##### Data provided

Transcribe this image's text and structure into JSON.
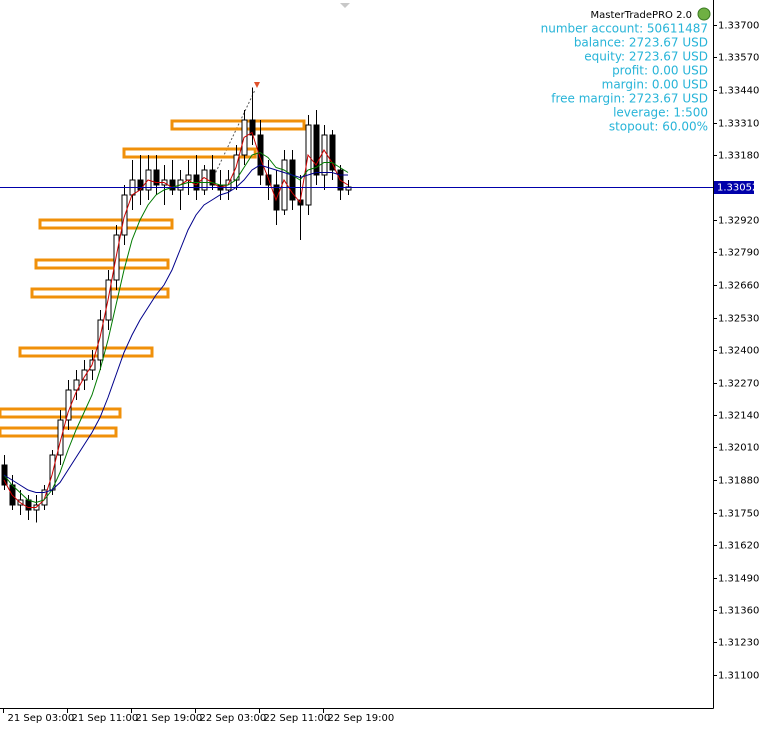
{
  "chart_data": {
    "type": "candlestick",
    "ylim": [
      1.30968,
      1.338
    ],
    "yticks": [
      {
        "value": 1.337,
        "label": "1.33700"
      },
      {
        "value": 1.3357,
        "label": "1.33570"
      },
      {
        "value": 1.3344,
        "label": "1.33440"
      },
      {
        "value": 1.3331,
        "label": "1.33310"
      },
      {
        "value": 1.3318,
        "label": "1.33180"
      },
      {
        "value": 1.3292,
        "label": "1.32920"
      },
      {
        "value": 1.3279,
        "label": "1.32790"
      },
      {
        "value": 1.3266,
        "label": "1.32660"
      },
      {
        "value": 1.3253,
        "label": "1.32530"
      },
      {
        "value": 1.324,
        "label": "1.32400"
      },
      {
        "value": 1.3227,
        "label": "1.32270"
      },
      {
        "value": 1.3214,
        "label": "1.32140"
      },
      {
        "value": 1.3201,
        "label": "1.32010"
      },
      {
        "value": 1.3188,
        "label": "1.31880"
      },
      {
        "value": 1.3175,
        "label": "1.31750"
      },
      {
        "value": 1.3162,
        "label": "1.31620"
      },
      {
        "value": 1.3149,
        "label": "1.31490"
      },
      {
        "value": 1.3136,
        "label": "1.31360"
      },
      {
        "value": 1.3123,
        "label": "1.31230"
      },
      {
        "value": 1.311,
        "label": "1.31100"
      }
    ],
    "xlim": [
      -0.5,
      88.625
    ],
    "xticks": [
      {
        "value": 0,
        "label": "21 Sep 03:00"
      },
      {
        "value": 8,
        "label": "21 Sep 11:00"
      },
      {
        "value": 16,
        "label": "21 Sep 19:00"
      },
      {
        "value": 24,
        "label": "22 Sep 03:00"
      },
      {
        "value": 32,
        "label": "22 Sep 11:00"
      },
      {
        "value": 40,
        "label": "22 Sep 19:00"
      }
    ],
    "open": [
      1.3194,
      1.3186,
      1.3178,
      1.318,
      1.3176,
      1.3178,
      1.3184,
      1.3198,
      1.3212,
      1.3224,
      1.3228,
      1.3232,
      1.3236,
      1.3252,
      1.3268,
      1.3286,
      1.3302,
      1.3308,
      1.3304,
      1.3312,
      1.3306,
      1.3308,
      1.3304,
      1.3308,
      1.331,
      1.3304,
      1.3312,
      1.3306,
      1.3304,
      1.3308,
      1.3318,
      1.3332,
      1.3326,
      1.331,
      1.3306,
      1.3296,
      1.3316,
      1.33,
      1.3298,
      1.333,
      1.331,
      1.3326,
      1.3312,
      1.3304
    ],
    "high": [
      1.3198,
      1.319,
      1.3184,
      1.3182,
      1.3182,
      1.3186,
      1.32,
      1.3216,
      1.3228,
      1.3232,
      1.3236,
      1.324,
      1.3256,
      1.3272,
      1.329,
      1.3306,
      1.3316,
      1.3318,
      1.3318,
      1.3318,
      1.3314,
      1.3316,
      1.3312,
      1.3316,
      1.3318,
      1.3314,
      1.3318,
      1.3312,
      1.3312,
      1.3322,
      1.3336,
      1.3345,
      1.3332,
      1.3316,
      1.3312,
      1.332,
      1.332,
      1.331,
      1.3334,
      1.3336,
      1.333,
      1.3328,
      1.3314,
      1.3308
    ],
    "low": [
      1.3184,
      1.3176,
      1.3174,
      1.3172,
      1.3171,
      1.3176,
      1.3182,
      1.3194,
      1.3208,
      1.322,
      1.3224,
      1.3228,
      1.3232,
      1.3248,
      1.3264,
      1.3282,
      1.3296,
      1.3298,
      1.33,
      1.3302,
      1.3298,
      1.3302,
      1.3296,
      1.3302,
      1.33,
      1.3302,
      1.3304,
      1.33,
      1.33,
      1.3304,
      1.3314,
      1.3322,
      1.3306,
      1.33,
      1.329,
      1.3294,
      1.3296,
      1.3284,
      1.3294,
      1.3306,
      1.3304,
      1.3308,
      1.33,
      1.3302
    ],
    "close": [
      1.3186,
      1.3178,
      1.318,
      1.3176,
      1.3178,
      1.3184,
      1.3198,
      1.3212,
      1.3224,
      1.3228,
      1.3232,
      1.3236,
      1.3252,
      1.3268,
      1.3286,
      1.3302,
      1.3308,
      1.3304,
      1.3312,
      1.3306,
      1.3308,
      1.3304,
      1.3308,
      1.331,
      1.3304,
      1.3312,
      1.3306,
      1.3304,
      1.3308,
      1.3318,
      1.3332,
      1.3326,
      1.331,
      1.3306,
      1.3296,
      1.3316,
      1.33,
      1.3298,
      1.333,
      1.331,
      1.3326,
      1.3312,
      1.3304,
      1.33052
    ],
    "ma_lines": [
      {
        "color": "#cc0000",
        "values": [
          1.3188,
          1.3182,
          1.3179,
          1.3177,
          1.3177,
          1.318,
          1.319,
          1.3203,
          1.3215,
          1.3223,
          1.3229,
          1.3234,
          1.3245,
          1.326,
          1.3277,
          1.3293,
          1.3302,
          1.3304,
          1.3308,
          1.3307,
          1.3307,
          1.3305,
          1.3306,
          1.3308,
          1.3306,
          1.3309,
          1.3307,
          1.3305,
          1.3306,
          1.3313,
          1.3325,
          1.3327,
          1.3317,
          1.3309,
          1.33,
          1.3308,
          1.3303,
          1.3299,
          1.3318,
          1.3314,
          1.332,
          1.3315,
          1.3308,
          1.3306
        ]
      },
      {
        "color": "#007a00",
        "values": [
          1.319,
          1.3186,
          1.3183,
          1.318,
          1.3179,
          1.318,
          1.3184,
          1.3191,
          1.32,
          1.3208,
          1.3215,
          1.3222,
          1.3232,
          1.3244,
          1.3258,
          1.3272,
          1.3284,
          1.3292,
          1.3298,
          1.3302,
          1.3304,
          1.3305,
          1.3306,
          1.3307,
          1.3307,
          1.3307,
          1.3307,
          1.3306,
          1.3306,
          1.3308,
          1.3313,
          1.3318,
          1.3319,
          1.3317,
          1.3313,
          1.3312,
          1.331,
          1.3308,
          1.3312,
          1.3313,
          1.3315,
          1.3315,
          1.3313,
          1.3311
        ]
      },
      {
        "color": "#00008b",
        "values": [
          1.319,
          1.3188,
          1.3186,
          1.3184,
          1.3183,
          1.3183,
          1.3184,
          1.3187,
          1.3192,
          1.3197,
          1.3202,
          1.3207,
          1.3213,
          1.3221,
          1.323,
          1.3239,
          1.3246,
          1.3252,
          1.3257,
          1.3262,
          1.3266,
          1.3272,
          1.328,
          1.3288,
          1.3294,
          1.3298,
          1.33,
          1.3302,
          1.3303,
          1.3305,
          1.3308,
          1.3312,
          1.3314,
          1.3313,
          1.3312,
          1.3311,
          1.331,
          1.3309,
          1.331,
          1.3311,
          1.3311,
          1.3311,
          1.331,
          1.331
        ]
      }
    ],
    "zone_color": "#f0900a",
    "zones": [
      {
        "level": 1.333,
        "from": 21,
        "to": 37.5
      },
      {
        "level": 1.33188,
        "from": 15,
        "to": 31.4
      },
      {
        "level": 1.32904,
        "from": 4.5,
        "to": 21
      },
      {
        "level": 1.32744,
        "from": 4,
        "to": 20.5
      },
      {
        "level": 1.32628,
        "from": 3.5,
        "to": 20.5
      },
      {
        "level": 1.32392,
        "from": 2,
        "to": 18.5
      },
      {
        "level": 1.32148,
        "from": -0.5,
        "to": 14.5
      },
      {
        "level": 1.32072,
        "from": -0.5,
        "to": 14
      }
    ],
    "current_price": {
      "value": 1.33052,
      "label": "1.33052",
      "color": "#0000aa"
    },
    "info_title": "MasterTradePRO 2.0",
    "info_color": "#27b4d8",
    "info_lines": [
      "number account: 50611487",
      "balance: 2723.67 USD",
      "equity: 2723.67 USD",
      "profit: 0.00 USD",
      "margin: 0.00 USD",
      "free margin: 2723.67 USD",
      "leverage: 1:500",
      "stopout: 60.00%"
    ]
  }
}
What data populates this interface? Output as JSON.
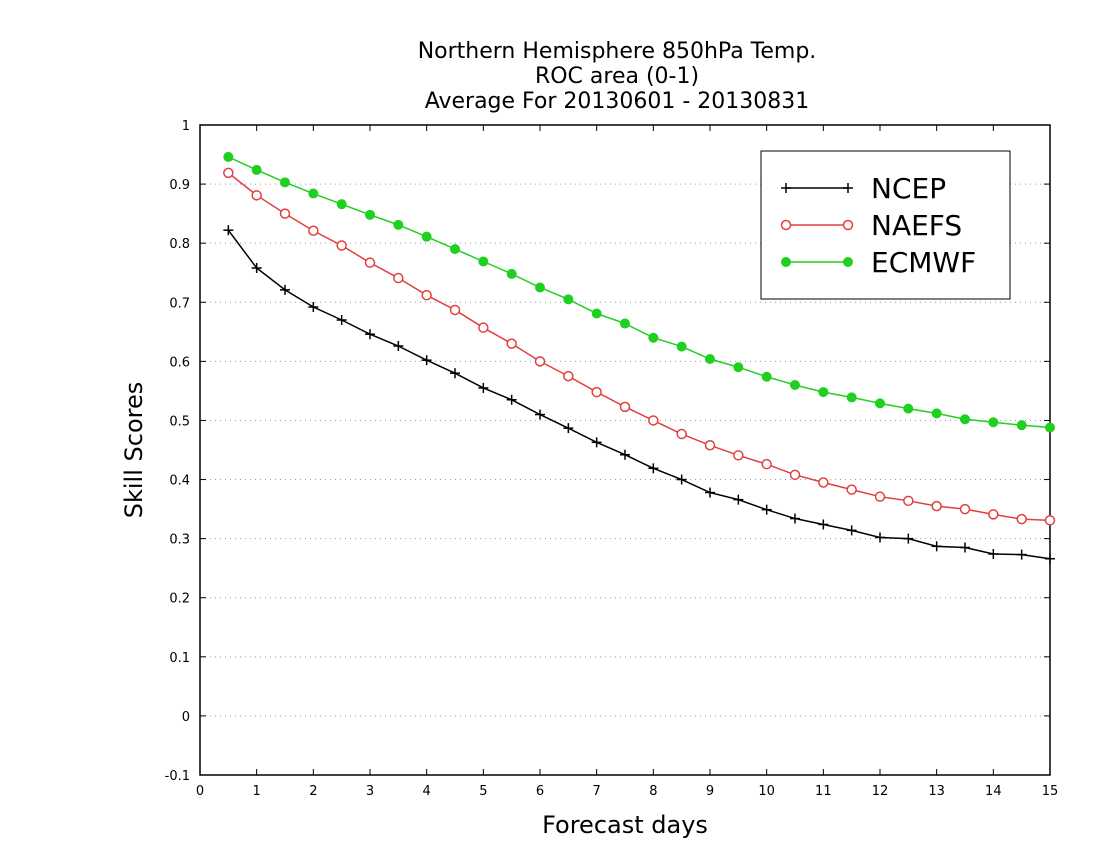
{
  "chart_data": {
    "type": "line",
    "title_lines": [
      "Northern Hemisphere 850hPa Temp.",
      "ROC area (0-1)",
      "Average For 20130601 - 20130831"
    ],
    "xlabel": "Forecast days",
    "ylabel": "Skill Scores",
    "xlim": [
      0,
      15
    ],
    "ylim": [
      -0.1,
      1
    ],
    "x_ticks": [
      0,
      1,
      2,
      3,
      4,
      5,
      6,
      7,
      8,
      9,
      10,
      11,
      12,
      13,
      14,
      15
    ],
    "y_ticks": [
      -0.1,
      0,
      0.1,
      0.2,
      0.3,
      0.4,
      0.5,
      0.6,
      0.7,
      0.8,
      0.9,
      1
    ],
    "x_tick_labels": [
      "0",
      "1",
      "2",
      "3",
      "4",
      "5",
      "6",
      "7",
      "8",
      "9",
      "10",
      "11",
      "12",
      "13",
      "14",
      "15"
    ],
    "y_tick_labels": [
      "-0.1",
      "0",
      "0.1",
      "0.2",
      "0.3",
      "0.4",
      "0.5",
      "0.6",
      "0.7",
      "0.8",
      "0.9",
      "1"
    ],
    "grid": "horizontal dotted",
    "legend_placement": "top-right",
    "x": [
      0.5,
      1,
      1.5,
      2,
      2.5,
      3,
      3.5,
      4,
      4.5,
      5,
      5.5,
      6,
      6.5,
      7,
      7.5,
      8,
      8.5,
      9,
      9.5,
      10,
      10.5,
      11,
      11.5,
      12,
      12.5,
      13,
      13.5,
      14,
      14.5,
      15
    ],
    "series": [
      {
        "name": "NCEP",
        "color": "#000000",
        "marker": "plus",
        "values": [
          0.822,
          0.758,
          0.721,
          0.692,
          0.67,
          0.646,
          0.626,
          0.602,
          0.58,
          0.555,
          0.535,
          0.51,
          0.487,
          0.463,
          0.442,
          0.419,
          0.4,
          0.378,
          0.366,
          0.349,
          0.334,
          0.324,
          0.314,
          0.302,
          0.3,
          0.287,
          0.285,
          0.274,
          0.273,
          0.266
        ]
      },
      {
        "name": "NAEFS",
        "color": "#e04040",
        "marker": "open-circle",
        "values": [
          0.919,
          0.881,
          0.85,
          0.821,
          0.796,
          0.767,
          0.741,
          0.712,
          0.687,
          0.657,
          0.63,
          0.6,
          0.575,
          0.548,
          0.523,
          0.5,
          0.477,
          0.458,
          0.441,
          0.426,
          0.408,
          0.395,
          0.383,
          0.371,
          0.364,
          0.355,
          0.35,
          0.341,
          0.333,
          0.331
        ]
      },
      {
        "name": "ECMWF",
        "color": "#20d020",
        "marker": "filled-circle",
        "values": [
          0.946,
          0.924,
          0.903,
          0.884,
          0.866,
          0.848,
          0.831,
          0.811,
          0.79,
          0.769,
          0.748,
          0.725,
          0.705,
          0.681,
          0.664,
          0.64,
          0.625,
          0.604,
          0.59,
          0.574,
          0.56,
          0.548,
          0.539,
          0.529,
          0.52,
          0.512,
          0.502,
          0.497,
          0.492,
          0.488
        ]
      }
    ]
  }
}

##########

▶ _Instructions for the task_
Filter for "JSON". Return all lines that hold it.

▶ _Task response_
Transcribe this image's text and structure into JSON.
What data populates this interface? Output as JSON.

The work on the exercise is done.